### Aim of the task
Restate all of the entries exactly, dropping any pictures they hold.

### Provided data

================

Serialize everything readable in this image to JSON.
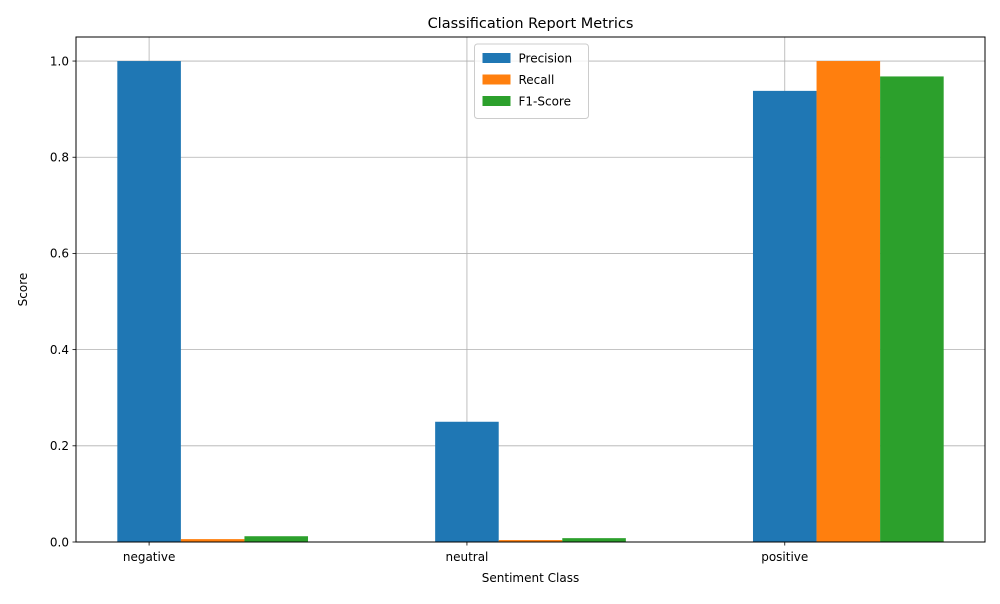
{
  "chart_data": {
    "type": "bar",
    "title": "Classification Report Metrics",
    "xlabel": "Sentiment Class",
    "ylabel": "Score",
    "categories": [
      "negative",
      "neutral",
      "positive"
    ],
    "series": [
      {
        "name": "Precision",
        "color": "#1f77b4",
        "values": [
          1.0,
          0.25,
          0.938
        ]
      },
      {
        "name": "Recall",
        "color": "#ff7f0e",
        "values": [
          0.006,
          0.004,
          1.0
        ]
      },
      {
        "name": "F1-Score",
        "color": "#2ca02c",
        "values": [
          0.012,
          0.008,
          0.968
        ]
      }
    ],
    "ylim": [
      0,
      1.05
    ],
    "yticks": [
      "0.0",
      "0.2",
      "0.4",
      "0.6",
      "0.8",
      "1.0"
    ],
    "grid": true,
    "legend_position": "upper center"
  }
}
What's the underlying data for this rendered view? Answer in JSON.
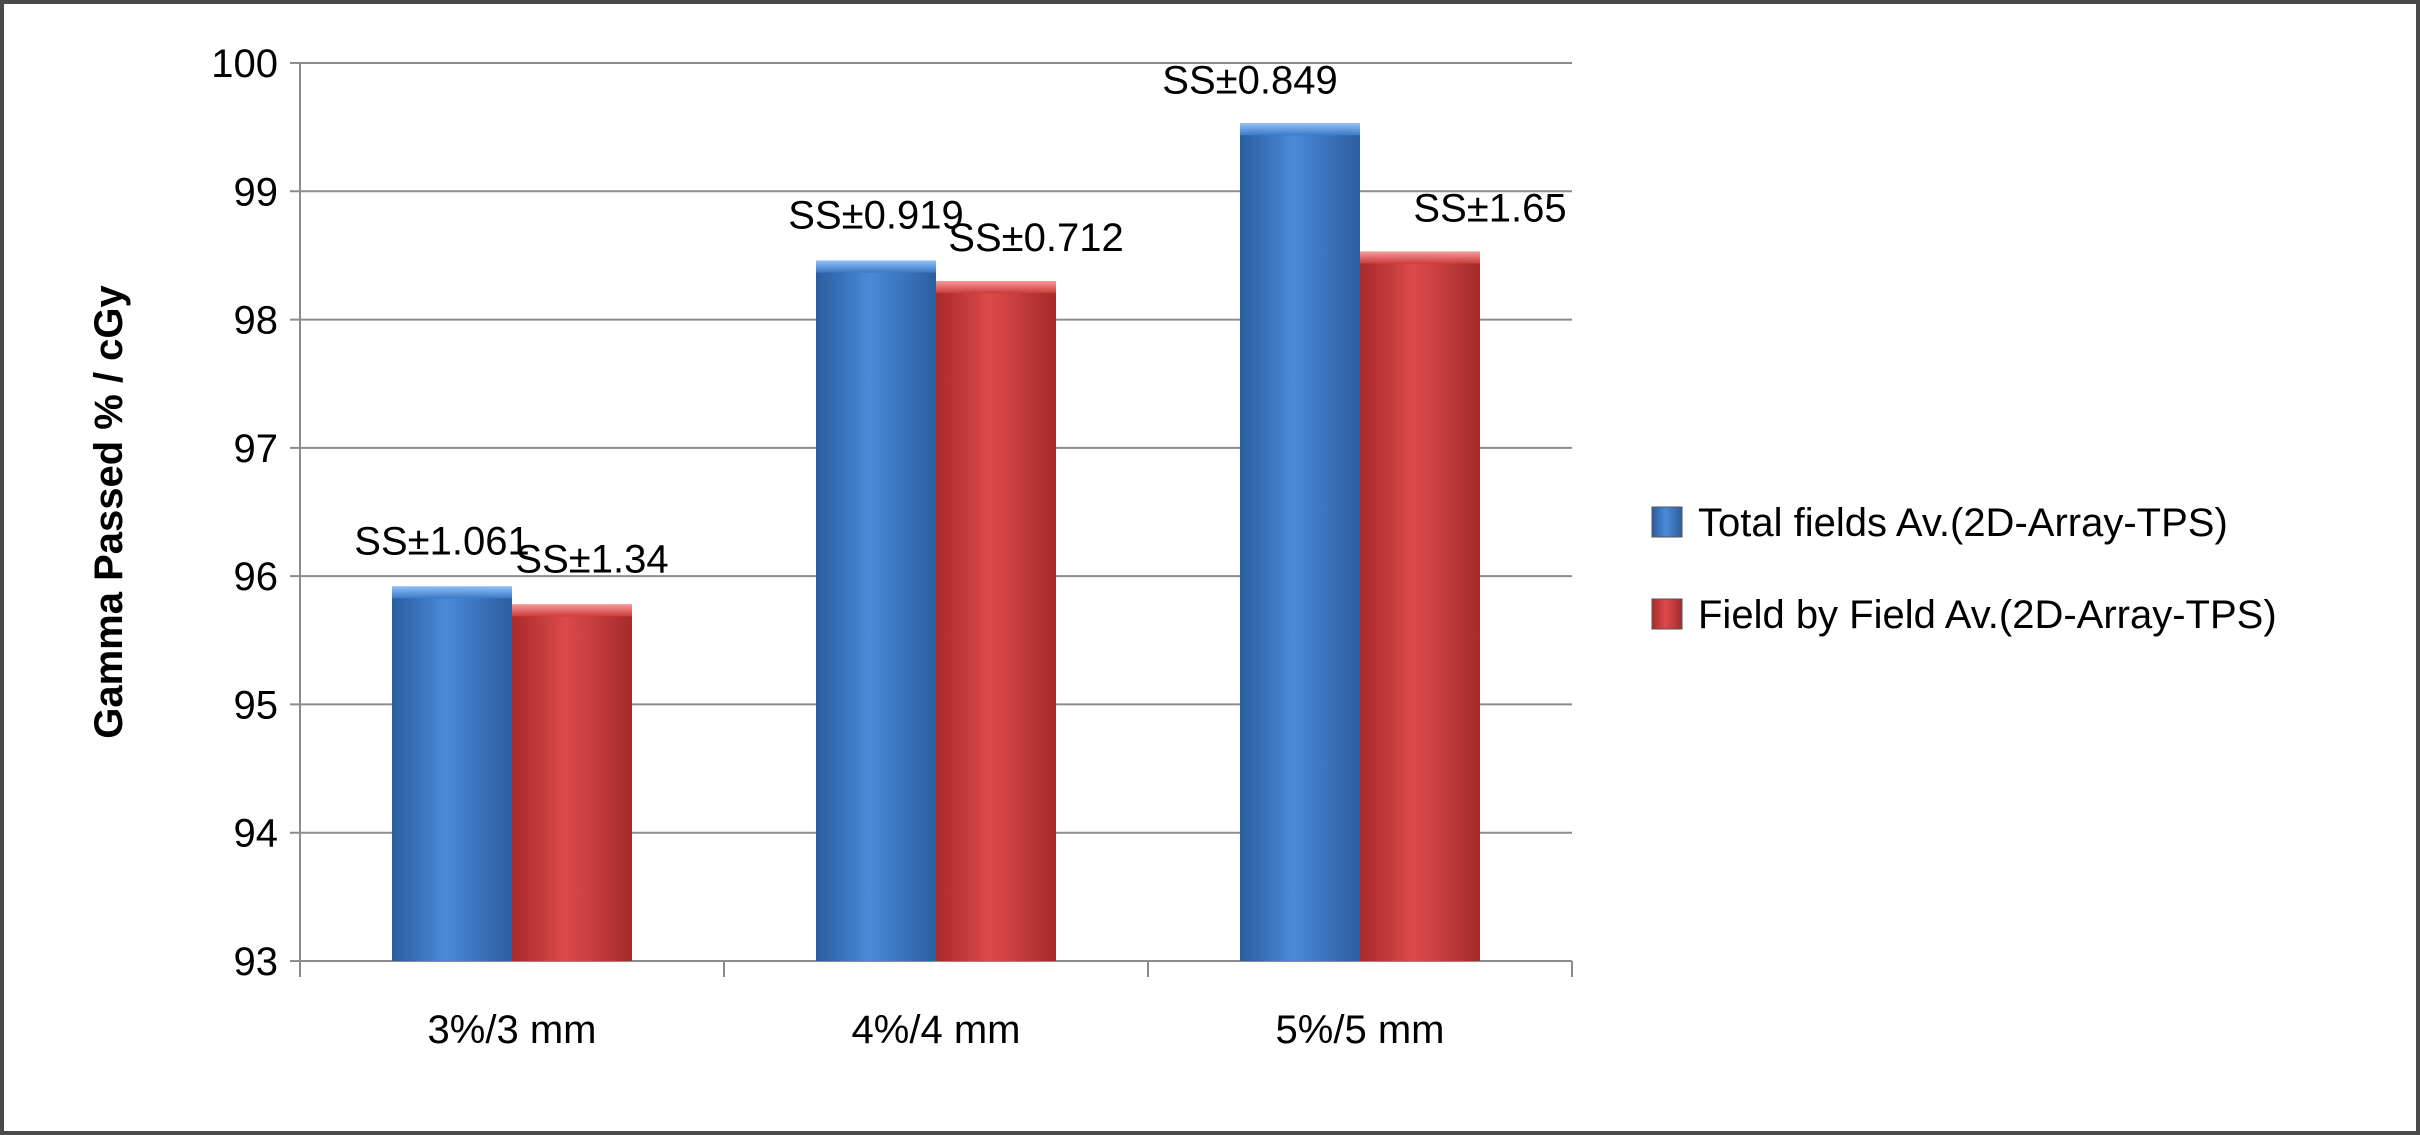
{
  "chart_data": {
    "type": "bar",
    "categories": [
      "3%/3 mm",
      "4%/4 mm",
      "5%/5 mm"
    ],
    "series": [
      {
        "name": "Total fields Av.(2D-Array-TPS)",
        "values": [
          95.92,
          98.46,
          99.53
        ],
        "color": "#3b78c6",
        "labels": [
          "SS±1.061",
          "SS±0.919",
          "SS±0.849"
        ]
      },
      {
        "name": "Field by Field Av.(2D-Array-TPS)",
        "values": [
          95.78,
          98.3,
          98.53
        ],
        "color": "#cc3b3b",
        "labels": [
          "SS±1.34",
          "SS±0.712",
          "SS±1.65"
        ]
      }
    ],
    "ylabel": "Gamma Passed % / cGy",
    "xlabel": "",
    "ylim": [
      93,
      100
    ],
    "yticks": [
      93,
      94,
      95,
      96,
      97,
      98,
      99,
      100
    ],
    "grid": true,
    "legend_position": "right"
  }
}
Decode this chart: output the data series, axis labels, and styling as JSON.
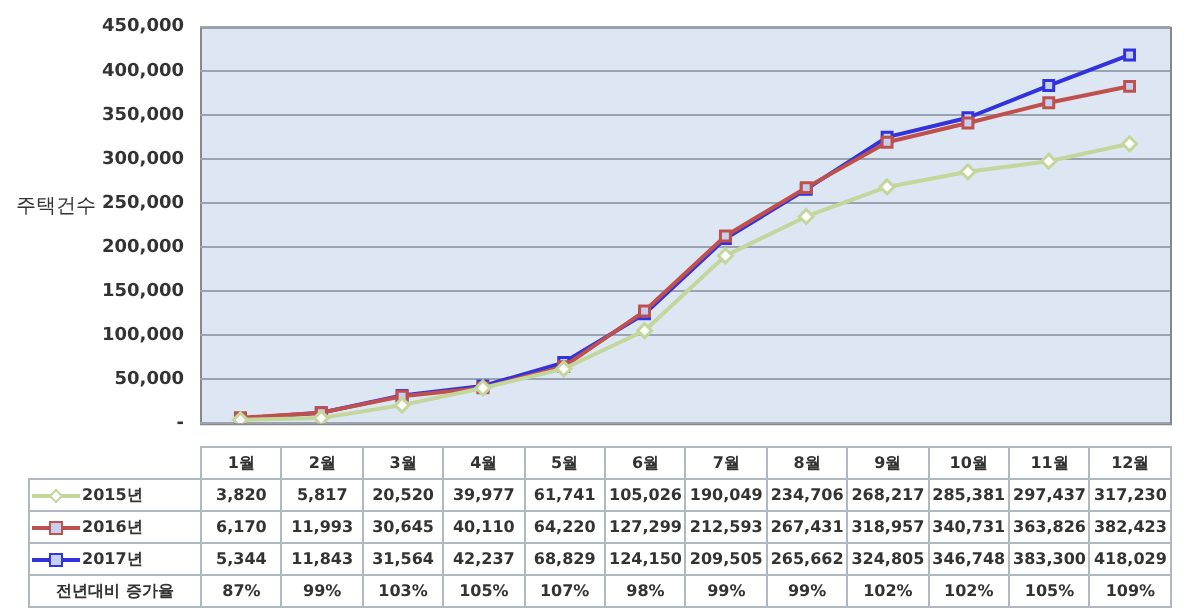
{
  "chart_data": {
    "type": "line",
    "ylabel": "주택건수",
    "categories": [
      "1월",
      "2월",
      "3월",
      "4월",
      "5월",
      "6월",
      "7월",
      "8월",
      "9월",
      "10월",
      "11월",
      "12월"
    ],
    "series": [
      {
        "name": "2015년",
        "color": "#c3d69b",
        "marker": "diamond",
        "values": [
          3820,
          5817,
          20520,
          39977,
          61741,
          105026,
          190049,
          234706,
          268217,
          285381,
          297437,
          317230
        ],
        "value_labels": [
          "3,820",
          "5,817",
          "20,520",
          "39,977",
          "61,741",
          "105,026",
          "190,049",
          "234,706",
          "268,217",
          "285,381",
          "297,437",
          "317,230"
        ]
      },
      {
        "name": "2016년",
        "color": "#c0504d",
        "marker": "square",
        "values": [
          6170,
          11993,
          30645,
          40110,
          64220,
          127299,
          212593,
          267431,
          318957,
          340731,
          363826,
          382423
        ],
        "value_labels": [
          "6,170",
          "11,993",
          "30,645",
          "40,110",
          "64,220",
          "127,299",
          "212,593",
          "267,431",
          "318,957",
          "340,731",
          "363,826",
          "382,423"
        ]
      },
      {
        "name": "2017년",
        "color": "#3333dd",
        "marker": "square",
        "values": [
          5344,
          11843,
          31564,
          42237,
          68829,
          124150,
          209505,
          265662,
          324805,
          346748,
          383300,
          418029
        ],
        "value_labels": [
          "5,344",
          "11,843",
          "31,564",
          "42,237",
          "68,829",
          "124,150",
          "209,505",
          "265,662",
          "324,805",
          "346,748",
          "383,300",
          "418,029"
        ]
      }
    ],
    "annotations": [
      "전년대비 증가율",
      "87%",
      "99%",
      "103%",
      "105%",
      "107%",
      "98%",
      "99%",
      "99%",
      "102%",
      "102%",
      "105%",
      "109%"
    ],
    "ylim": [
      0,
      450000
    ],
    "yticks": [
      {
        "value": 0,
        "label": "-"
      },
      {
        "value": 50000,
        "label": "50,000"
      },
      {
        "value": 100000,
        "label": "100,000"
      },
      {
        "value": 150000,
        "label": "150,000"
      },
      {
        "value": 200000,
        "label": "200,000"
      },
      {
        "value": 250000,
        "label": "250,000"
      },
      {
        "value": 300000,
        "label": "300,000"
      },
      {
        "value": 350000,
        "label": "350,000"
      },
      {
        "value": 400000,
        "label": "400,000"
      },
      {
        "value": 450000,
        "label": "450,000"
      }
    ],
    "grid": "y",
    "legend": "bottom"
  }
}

================

### Worked solution
Serialize everything readable in this image to JSON.
{
  "chart_data": {
    "type": "bar",
    "title": "Classification Report Metrics",
    "xlabel": "Sentiment Class",
    "ylabel": "Score",
    "categories": [
      "negative",
      "neutral",
      "positive"
    ],
    "series": [
      {
        "name": "Precision",
        "color": "#1f77b4",
        "values": [
          1.0,
          0.25,
          0.938
        ]
      },
      {
        "name": "Recall",
        "color": "#ff7f0e",
        "values": [
          0.006,
          0.004,
          1.0
        ]
      },
      {
        "name": "F1-Score",
        "color": "#2ca02c",
        "values": [
          0.012,
          0.008,
          0.968
        ]
      }
    ],
    "ylim": [
      0,
      1.05
    ],
    "yticks": [
      "0.0",
      "0.2",
      "0.4",
      "0.6",
      "0.8",
      "1.0"
    ],
    "grid": true,
    "legend_position": "upper center"
  }
}
What's the underlying data for this rendered view? Answer in JSON.
{
  "chart_data": {
    "type": "bar",
    "categories": [
      "3%/3 mm",
      "4%/4 mm",
      "5%/5 mm"
    ],
    "series": [
      {
        "name": "Total fields Av.(2D-Array-TPS)",
        "values": [
          95.92,
          98.46,
          99.53
        ],
        "color": "#3b78c6",
        "labels": [
          "SS±1.061",
          "SS±0.919",
          "SS±0.849"
        ]
      },
      {
        "name": "Field by Field Av.(2D-Array-TPS)",
        "values": [
          95.78,
          98.3,
          98.53
        ],
        "color": "#cc3b3b",
        "labels": [
          "SS±1.34",
          "SS±0.712",
          "SS±1.65"
        ]
      }
    ],
    "ylabel": "Gamma Passed % / cGy",
    "xlabel": "",
    "ylim": [
      93,
      100
    ],
    "yticks": [
      93,
      94,
      95,
      96,
      97,
      98,
      99,
      100
    ],
    "grid": true,
    "legend_position": "right"
  }
}
Decode this chart: output the data series, axis labels, and styling as JSON.
{
  "chart_data": {
    "type": "line",
    "ylabel": "주택건수",
    "categories": [
      "1월",
      "2월",
      "3월",
      "4월",
      "5월",
      "6월",
      "7월",
      "8월",
      "9월",
      "10월",
      "11월",
      "12월"
    ],
    "series": [
      {
        "name": "2015년",
        "color": "#c3d69b",
        "marker": "diamond",
        "values": [
          3820,
          5817,
          20520,
          39977,
          61741,
          105026,
          190049,
          234706,
          268217,
          285381,
          297437,
          317230
        ],
        "value_labels": [
          "3,820",
          "5,817",
          "20,520",
          "39,977",
          "61,741",
          "105,026",
          "190,049",
          "234,706",
          "268,217",
          "285,381",
          "297,437",
          "317,230"
        ]
      },
      {
        "name": "2016년",
        "color": "#c0504d",
        "marker": "square",
        "values": [
          6170,
          11993,
          30645,
          40110,
          64220,
          127299,
          212593,
          267431,
          318957,
          340731,
          363826,
          382423
        ],
        "value_labels": [
          "6,170",
          "11,993",
          "30,645",
          "40,110",
          "64,220",
          "127,299",
          "212,593",
          "267,431",
          "318,957",
          "340,731",
          "363,826",
          "382,423"
        ]
      },
      {
        "name": "2017년",
        "color": "#3333dd",
        "marker": "square",
        "values": [
          5344,
          11843,
          31564,
          42237,
          68829,
          124150,
          209505,
          265662,
          324805,
          346748,
          383300,
          418029
        ],
        "value_labels": [
          "5,344",
          "11,843",
          "31,564",
          "42,237",
          "68,829",
          "124,150",
          "209,505",
          "265,662",
          "324,805",
          "346,748",
          "383,300",
          "418,029"
        ]
      }
    ],
    "annotations": [
      "전년대비 증가율",
      "87%",
      "99%",
      "103%",
      "105%",
      "107%",
      "98%",
      "99%",
      "99%",
      "102%",
      "102%",
      "105%",
      "109%"
    ],
    "ylim": [
      0,
      450000
    ],
    "yticks": [
      {
        "value": 0,
        "label": "-"
      },
      {
        "value": 50000,
        "label": "50,000"
      },
      {
        "value": 100000,
        "label": "100,000"
      },
      {
        "value": 150000,
        "label": "150,000"
      },
      {
        "value": 200000,
        "label": "200,000"
      },
      {
        "value": 250000,
        "label": "250,000"
      },
      {
        "value": 300000,
        "label": "300,000"
      },
      {
        "value": 350000,
        "label": "350,000"
      },
      {
        "value": 400000,
        "label": "400,000"
      },
      {
        "value": 450000,
        "label": "450,000"
      }
    ],
    "grid": "y",
    "legend": "bottom"
  }
}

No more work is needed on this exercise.